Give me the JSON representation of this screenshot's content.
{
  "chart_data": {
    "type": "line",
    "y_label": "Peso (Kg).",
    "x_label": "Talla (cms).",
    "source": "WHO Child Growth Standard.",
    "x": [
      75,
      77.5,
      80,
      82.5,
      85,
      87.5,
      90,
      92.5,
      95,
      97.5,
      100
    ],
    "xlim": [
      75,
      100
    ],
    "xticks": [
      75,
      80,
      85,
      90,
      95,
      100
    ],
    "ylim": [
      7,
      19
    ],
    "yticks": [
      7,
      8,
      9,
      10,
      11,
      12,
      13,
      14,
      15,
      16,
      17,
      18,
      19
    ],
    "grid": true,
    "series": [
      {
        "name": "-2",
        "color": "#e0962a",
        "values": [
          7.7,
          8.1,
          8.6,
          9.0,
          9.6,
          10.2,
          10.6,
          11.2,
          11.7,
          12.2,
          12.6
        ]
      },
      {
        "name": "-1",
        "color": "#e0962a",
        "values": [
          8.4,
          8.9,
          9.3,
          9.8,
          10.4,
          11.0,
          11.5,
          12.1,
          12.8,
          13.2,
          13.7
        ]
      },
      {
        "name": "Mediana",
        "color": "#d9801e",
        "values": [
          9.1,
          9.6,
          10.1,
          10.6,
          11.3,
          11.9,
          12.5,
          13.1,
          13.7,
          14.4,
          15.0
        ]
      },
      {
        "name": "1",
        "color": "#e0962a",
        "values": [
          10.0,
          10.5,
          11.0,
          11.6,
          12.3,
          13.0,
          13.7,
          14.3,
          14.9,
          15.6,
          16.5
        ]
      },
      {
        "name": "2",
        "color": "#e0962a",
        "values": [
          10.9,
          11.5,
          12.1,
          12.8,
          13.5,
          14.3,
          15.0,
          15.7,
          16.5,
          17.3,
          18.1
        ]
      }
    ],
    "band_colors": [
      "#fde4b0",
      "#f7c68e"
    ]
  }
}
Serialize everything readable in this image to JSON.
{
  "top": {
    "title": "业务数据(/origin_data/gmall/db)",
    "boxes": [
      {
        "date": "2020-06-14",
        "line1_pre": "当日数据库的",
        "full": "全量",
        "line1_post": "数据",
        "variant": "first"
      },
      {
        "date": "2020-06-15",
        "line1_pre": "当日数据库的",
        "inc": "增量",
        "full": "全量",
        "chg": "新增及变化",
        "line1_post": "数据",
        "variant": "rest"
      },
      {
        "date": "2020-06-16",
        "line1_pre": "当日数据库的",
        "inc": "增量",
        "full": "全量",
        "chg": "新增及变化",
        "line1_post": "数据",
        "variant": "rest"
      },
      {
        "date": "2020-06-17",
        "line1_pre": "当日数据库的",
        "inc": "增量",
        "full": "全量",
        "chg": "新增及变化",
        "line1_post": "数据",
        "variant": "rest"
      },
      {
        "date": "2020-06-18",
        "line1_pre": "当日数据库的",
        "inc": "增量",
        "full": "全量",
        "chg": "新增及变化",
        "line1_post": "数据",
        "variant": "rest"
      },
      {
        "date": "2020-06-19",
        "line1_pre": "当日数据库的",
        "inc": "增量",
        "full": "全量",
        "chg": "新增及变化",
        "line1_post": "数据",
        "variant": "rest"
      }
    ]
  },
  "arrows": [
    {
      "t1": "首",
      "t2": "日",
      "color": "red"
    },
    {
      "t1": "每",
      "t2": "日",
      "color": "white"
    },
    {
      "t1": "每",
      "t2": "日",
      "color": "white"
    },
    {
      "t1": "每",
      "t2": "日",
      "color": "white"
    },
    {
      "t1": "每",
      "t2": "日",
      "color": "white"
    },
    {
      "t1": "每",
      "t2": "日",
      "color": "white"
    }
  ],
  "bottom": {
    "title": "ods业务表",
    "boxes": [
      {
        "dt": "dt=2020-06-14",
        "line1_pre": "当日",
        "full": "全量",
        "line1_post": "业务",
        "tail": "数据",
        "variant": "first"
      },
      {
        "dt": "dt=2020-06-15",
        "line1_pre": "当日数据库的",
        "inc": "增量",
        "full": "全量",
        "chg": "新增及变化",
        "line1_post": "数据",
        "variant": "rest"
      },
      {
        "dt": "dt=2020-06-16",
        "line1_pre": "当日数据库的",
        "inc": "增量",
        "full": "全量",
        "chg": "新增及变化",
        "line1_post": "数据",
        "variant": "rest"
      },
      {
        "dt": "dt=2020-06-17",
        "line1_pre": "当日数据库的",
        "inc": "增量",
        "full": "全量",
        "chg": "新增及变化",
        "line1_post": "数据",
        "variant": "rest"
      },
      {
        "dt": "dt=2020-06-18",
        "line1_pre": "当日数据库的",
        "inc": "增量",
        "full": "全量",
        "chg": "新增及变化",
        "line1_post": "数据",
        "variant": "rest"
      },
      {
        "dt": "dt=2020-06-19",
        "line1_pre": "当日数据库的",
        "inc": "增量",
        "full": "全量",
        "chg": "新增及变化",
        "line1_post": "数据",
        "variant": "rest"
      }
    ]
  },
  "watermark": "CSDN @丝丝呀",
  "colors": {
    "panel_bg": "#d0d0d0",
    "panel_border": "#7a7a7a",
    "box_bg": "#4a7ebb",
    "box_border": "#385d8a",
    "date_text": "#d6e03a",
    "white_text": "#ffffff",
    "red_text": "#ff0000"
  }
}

:::::

### PROBLEM
Show each line of the listing that holds the string "this".

### ANSWER TO THE EXERCISE
Give me the JSON representation of this screenshot's content.
Serialize everything readable in this image to JSON.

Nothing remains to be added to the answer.